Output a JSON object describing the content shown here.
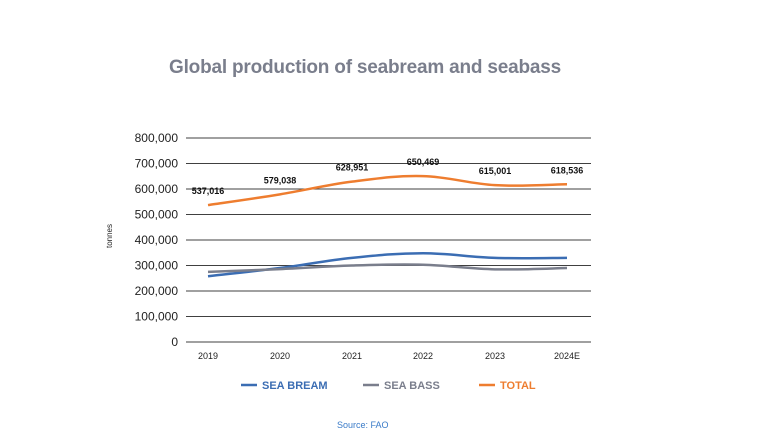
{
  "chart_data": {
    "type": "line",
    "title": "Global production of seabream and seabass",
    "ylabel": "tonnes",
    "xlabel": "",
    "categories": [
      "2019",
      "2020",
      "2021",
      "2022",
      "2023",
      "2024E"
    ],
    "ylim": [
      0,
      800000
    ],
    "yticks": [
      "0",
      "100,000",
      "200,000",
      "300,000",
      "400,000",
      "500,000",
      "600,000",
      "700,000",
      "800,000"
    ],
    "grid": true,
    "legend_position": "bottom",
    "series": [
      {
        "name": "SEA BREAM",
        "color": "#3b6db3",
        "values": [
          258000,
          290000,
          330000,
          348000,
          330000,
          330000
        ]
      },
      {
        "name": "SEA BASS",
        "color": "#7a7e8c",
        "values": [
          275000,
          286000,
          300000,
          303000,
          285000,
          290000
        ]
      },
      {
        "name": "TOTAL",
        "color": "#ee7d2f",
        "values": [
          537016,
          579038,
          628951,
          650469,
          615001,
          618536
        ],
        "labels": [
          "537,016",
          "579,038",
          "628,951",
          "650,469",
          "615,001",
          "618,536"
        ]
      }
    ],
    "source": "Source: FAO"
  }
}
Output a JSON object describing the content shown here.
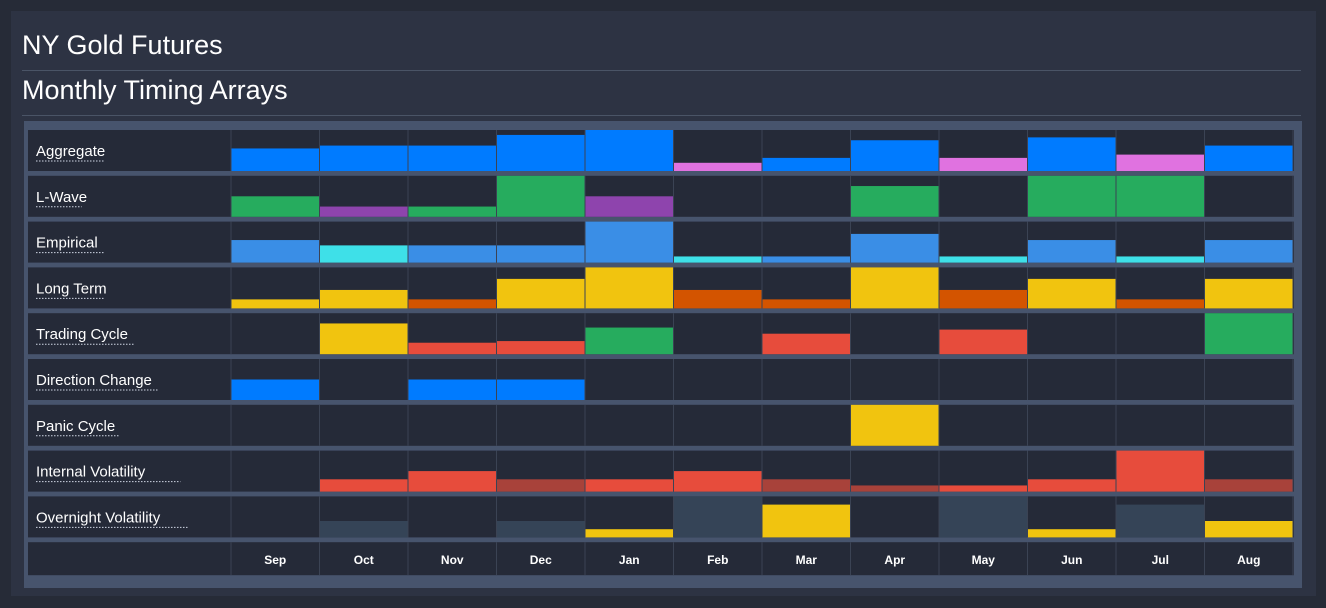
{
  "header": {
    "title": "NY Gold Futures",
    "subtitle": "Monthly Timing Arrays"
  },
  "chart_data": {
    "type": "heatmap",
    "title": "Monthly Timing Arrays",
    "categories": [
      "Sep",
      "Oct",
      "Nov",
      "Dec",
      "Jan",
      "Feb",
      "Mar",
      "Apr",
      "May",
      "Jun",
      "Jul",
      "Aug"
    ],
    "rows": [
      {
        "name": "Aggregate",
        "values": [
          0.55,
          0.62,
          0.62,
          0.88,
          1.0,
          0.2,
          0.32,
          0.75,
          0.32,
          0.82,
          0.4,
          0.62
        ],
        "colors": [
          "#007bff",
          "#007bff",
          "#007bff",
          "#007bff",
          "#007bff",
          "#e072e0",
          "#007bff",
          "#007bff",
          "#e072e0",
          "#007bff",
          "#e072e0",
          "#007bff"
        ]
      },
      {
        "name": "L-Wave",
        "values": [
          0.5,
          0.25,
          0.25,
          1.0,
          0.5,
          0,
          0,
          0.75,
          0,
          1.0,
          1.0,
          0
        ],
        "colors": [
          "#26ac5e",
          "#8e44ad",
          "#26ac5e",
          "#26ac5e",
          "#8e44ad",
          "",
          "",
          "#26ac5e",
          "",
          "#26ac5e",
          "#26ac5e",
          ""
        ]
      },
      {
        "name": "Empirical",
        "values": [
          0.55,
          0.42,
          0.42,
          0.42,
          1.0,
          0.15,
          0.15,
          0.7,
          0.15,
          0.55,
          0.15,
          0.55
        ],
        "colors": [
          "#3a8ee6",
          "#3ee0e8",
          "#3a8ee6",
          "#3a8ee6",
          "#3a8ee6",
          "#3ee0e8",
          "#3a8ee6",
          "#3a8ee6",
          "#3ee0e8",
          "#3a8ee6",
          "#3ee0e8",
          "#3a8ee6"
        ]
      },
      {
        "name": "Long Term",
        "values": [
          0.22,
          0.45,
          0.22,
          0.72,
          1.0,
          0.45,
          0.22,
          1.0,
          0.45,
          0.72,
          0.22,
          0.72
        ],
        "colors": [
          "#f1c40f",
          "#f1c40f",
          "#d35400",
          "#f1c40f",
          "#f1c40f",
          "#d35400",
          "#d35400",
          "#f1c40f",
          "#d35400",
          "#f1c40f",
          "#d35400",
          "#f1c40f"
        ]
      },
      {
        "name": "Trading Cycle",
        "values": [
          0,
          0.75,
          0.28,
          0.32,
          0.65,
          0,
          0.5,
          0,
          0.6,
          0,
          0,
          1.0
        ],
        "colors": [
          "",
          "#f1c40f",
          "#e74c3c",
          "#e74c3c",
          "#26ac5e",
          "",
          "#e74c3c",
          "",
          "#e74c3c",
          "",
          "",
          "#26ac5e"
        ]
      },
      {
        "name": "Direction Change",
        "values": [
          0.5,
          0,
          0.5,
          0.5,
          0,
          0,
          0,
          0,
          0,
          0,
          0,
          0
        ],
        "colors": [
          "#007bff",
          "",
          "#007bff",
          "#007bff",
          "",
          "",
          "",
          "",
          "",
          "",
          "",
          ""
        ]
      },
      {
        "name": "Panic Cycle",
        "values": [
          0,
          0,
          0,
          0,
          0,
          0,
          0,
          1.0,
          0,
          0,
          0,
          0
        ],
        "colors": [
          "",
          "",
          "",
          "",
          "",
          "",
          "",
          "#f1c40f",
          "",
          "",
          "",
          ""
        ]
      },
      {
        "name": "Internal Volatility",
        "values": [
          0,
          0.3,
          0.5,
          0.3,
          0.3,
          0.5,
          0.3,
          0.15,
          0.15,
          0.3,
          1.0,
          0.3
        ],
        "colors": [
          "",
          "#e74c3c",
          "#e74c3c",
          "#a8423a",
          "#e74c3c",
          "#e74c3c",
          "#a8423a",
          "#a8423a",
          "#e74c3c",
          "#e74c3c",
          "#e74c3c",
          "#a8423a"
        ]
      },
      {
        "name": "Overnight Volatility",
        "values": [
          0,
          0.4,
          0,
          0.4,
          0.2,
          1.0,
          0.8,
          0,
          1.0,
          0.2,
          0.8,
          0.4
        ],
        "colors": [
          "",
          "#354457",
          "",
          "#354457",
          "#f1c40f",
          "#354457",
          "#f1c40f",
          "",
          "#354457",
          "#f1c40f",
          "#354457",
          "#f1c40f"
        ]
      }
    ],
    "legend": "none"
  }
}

++++

* **EXERCISE TASK**
All records should be output exactly, with the pictures left out.

* **RESPONSE FOR THIS EXERCISE**
Output a JSON object describing the content shown here.
{
  "chart_data": {
    "type": "line",
    "title": "Global production of seabream and seabass",
    "ylabel": "tonnes",
    "xlabel": "",
    "categories": [
      "2019",
      "2020",
      "2021",
      "2022",
      "2023",
      "2024E"
    ],
    "ylim": [
      0,
      800000
    ],
    "yticks": [
      "0",
      "100,000",
      "200,000",
      "300,000",
      "400,000",
      "500,000",
      "600,000",
      "700,000",
      "800,000"
    ],
    "grid": true,
    "legend_position": "bottom",
    "series": [
      {
        "name": "SEA BREAM",
        "color": "#3b6db3",
        "values": [
          258000,
          290000,
          330000,
          348000,
          330000,
          330000
        ]
      },
      {
        "name": "SEA BASS",
        "color": "#7a7e8c",
        "values": [
          275000,
          286000,
          300000,
          303000,
          285000,
          290000
        ]
      },
      {
        "name": "TOTAL",
        "color": "#ee7d2f",
        "values": [
          537016,
          579038,
          628951,
          650469,
          615001,
          618536
        ],
        "labels": [
          "537,016",
          "579,038",
          "628,951",
          "650,469",
          "615,001",
          "618,536"
        ]
      }
    ],
    "source": "Source: FAO"
  }
}
Output a JSON object describing the content shown here.
{
  "header": {
    "title": "NY Gold Futures",
    "subtitle": "Monthly Timing Arrays"
  },
  "chart_data": {
    "type": "heatmap",
    "title": "Monthly Timing Arrays",
    "categories": [
      "Sep",
      "Oct",
      "Nov",
      "Dec",
      "Jan",
      "Feb",
      "Mar",
      "Apr",
      "May",
      "Jun",
      "Jul",
      "Aug"
    ],
    "rows": [
      {
        "name": "Aggregate",
        "values": [
          0.55,
          0.62,
          0.62,
          0.88,
          1.0,
          0.2,
          0.32,
          0.75,
          0.32,
          0.82,
          0.4,
          0.62
        ],
        "colors": [
          "#007bff",
          "#007bff",
          "#007bff",
          "#007bff",
          "#007bff",
          "#e072e0",
          "#007bff",
          "#007bff",
          "#e072e0",
          "#007bff",
          "#e072e0",
          "#007bff"
        ]
      },
      {
        "name": "L-Wave",
        "values": [
          0.5,
          0.25,
          0.25,
          1.0,
          0.5,
          0,
          0,
          0.75,
          0,
          1.0,
          1.0,
          0
        ],
        "colors": [
          "#26ac5e",
          "#8e44ad",
          "#26ac5e",
          "#26ac5e",
          "#8e44ad",
          "",
          "",
          "#26ac5e",
          "",
          "#26ac5e",
          "#26ac5e",
          ""
        ]
      },
      {
        "name": "Empirical",
        "values": [
          0.55,
          0.42,
          0.42,
          0.42,
          1.0,
          0.15,
          0.15,
          0.7,
          0.15,
          0.55,
          0.15,
          0.55
        ],
        "colors": [
          "#3a8ee6",
          "#3ee0e8",
          "#3a8ee6",
          "#3a8ee6",
          "#3a8ee6",
          "#3ee0e8",
          "#3a8ee6",
          "#3a8ee6",
          "#3ee0e8",
          "#3a8ee6",
          "#3ee0e8",
          "#3a8ee6"
        ]
      },
      {
        "name": "Long Term",
        "values": [
          0.22,
          0.45,
          0.22,
          0.72,
          1.0,
          0.45,
          0.22,
          1.0,
          0.45,
          0.72,
          0.22,
          0.72
        ],
        "colors": [
          "#f1c40f",
          "#f1c40f",
          "#d35400",
          "#f1c40f",
          "#f1c40f",
          "#d35400",
          "#d35400",
          "#f1c40f",
          "#d35400",
          "#f1c40f",
          "#d35400",
          "#f1c40f"
        ]
      },
      {
        "name": "Trading Cycle",
        "values": [
          0,
          0.75,
          0.28,
          0.32,
          0.65,
          0,
          0.5,
          0,
          0.6,
          0,
          0,
          1.0
        ],
        "colors": [
          "",
          "#f1c40f",
          "#e74c3c",
          "#e74c3c",
          "#26ac5e",
          "",
          "#e74c3c",
          "",
          "#e74c3c",
          "",
          "",
          "#26ac5e"
        ]
      },
      {
        "name": "Direction Change",
        "values": [
          0.5,
          0,
          0.5,
          0.5,
          0,
          0,
          0,
          0,
          0,
          0,
          0,
          0
        ],
        "colors": [
          "#007bff",
          "",
          "#007bff",
          "#007bff",
          "",
          "",
          "",
          "",
          "",
          "",
          "",
          ""
        ]
      },
      {
        "name": "Panic Cycle",
        "values": [
          0,
          0,
          0,
          0,
          0,
          0,
          0,
          1.0,
          0,
          0,
          0,
          0
        ],
        "colors": [
          "",
          "",
          "",
          "",
          "",
          "",
          "",
          "#f1c40f",
          "",
          "",
          "",
          ""
        ]
      },
      {
        "name": "Internal Volatility",
        "values": [
          0,
          0.3,
          0.5,
          0.3,
          0.3,
          0.5,
          0.3,
          0.15,
          0.15,
          0.3,
          1.0,
          0.3
        ],
        "colors": [
          "",
          "#e74c3c",
          "#e74c3c",
          "#a8423a",
          "#e74c3c",
          "#e74c3c",
          "#a8423a",
          "#a8423a",
          "#e74c3c",
          "#e74c3c",
          "#e74c3c",
          "#a8423a"
        ]
      },
      {
        "name": "Overnight Volatility",
        "values": [
          0,
          0.4,
          0,
          0.4,
          0.2,
          1.0,
          0.8,
          0,
          1.0,
          0.2,
          0.8,
          0.4
        ],
        "colors": [
          "",
          "#354457",
          "",
          "#354457",
          "#f1c40f",
          "#354457",
          "#f1c40f",
          "",
          "#354457",
          "#f1c40f",
          "#354457",
          "#f1c40f"
        ]
      }
    ],
    "legend": "none"
  }
}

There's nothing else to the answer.